**** Listing ****

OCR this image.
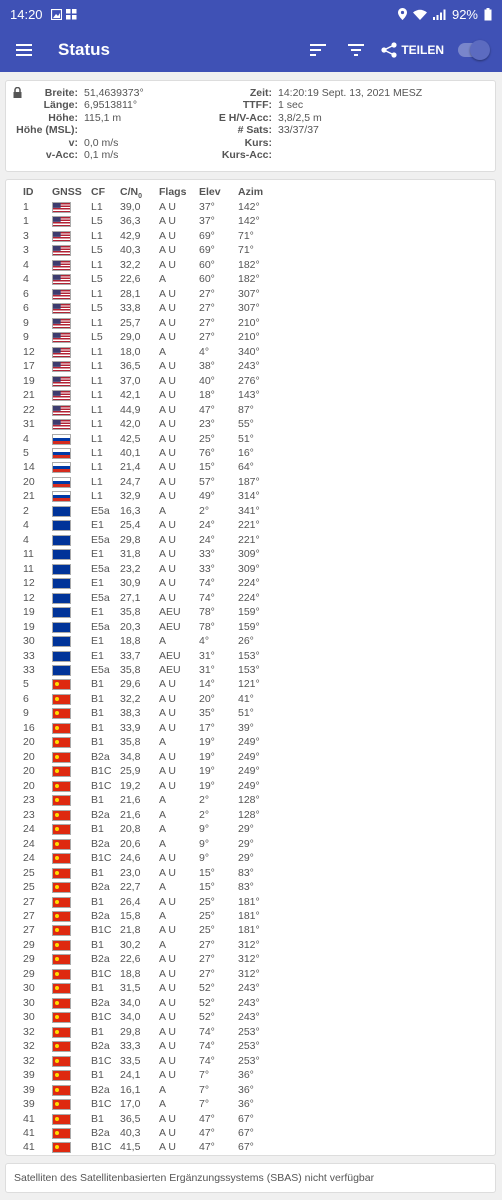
14:20	92%
Status	TEILEN
Breite: 51,4639373°
Länge: 6,9513811°
Höhe: 115,1 m
Höhe (MSL):
v: 0,0 m/s
v-Acc: 0,1 m/s
Zeit: 14:20:19 Sept. 13, 2021 MESZ
TTFF: 1 sec
E H/V-Acc: 3,8/2,5 m
# Sats: 33/37/37
Kurs:
Kurs-Acc:
ID GNSS CF $C/N_0$ Flags Elev Azim
1	L1 39,0 A U 37° 142°
1	L5 36,3 A U 37° 142°
3	L1 42,9 A U 69° 71°
3	L5 40,3 A U 69° 71°
4	L1 32,2 A U 60° 182°
4	L5 22,6 A	60° 182°
6	L1 28,1 A U 27° 307°
6	L5 33,8 A U 27° 307°
9	L1 25,7 A U 27° 210°
9	L5 29,0 A U 27° 210°
12	L1 18,0 A	4°	340°
17	L1 36,5 A U 38° 243°
19	L1 37,0 A U 40° 276°
21	L1 42,1 A U 18° 143°
22	L1 44,9 A U 47° 87°
31	L1 42,0 A U 23° 55°
4	L1 42,5 A U 25° 51°
5	L1 40,1 A U 76° 16°
14	L1 21,4 A U 15° 64°
20	L1 24,7 A U 57° 187°
21	L1 32,9 A U 49° 314°
2	E5a 16,3 A	2°	341°
4	E1 25,4 A U 24° 221°
4	E5a 29,8 A U 24° 221°
11	E1 31,8 A U 33° 309°
11	E5a 23,2 A U 33° 309°
12	E1 30,9 A U 74° 224°
12	E5a 27,1 A U 74° 224°
19	E1 35,8 AEU 78° 159°
19	E5a 20,3 AEU 78° 159°
30	E1 18,8 A	4°	26°
33	E1 33,7 AEU 31° 153°
33	E5a 35,8 AEU 31° 153°
5	B1 29,6 A U 14° 121°
6	B1 32,2 A U 20° 41°
9	B1 38,3 A U 35° 51°
16	B1 33,9 A U 17° 39°
20	B1 35,8 A	19° 249°
20	B2a 34,8 A U 19° 249°
20	B1C 25,9 A U 19° 249°
20	B1C 19,2 A U 19° 249°
23	B1 21,6 A	2°	128°
23	B2a 21,6 A	2°	128°
24	B1 20,8 A	9°	29°
24	B2a 20,6 A	9°	29°
24	B1C 24,6 A U 9°	29°
25	B1 23,0 A U 15° 83°
25	B2a 22,7 A	15° 83°
27	B1 26,4 A U 25° 181°
27	B2a 15,8 A	25° 181°
27	B1C 21,8 A U 25° 181°
29	B1 30,2 A	27° 312°
29	B2a 22,6 A U 27° 312°
29	B1C 18,8 A U 27° 312°
30	B1 31,5 A U 52° 243°
30	B2a 34,0 A U 52° 243°
30	B1C 34,0 A U 52° 243°
32	B1 29,8 A U 74° 253°
32	B2a 33,3 A U 74° 253°
32	B1C 33,5 A U 74° 253°
39	B1 24,1 A U 7°	36°
39	B2a 16,1 A	7°	36°
39	B1C 17,0 A	7°	36°
41	B1 36,5 A U 47° 67°
41	B2a 40,3 A U 47° 67°
41	B1C 41,5 A U 47° 67°
Satelliten des Satellitenbasierten Ergänzungssystems (SBAS) nicht verfügbar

****

• _Task details_
Every record must be copied exactly, with images dropped from the result.

• _Full solution_
OCR this image.
14:20	92%
Status	TEILEN
Breite: 51,4639373°
Länge: 6,9513811°
Höhe: 115,1 m
Höhe (MSL):
v: 0,0 m/s
v-Acc: 0,1 m/s
Zeit: 14:20:19 Sept. 13, 2021 MESZ
TTFF: 1 sec
E H/V-Acc: 3,8/2,5 m
# Sats: 33/37/37
Kurs:
Kurs-Acc:
ID GNSS CF $C/N_0$ Flags Elev Azim
1	L1 39,0 A U 37° 142°
1	L5 36,3 A U 37° 142°
3	L1 42,9 A U 69° 71°
3	L5 40,3 A U 69° 71°
4	L1 32,2 A U 60° 182°
4	L5 22,6 A	60° 182°
6	L1 28,1 A U 27° 307°
6	L5 33,8 A U 27° 307°
9	L1 25,7 A U 27° 210°
9	L5 29,0 A U 27° 210°
12	L1 18,0 A	4°	340°
17	L1 36,5 A U 38° 243°
19	L1 37,0 A U 40° 276°
21	L1 42,1 A U 18° 143°
22	L1 44,9 A U 47° 87°
31	L1 42,0 A U 23° 55°
4	L1 42,5 A U 25° 51°
5	L1 40,1 A U 76° 16°
14	L1 21,4 A U 15° 64°
20	L1 24,7 A U 57° 187°
21	L1 32,9 A U 49° 314°
2	E5a 16,3 A	2°	341°
4	E1 25,4 A U 24° 221°
4	E5a 29,8 A U 24° 221°
11	E1 31,8 A U 33° 309°
11	E5a 23,2 A U 33° 309°
12	E1 30,9 A U 74° 224°
12	E5a 27,1 A U 74° 224°
19	E1 35,8 AEU 78° 159°
19	E5a 20,3 AEU 78° 159°
30	E1 18,8 A	4°	26°
33	E1 33,7 AEU 31° 153°
33	E5a 35,8 AEU 31° 153°
5	B1 29,6 A U 14° 121°
6	B1 32,2 A U 20° 41°
9	B1 38,3 A U 35° 51°
16	B1 33,9 A U 17° 39°
20	B1 35,8 A	19° 249°
20	B2a 34,8 A U 19° 249°
20	B1C 25,9 A U 19° 249°
20	B1C 19,2 A U 19° 249°
23	B1 21,6 A	2°	128°
23	B2a 21,6 A	2°	128°
24	B1 20,8 A	9°	29°
24	B2a 20,6 A	9°	29°
24	B1C 24,6 A U 9°	29°
25	B1 23,0 A U 15° 83°
25	B2a 22,7 A	15° 83°
27	B1 26,4 A U 25° 181°
27	B2a 15,8 A	25° 181°
27	B1C 21,8 A U 25° 181°
29	B1 30,2 A	27° 312°
29	B2a 22,6 A U 27° 312°
29	B1C 18,8 A U 27° 312°
30	B1 31,5 A U 52° 243°
30	B2a 34,0 A U 52° 243°
30	B1C 34,0 A U 52° 243°
32	B1 29,8 A U 74° 253°
32	B2a 33,3 A U 74° 253°
32	B1C 33,5 A U 74° 253°
39	B1 24,1 A U 7°	36°
39	B2a 16,1 A	7°	36°
39	B1C 17,0 A	7°	36°
41	B1 36,5 A U 47° 67°
41	B2a 40,3 A U 47° 67°
41	B1C 41,5 A U 47° 67°
Satelliten des Satellitenbasierten Ergänzungssystems (SBAS) nicht verfügbar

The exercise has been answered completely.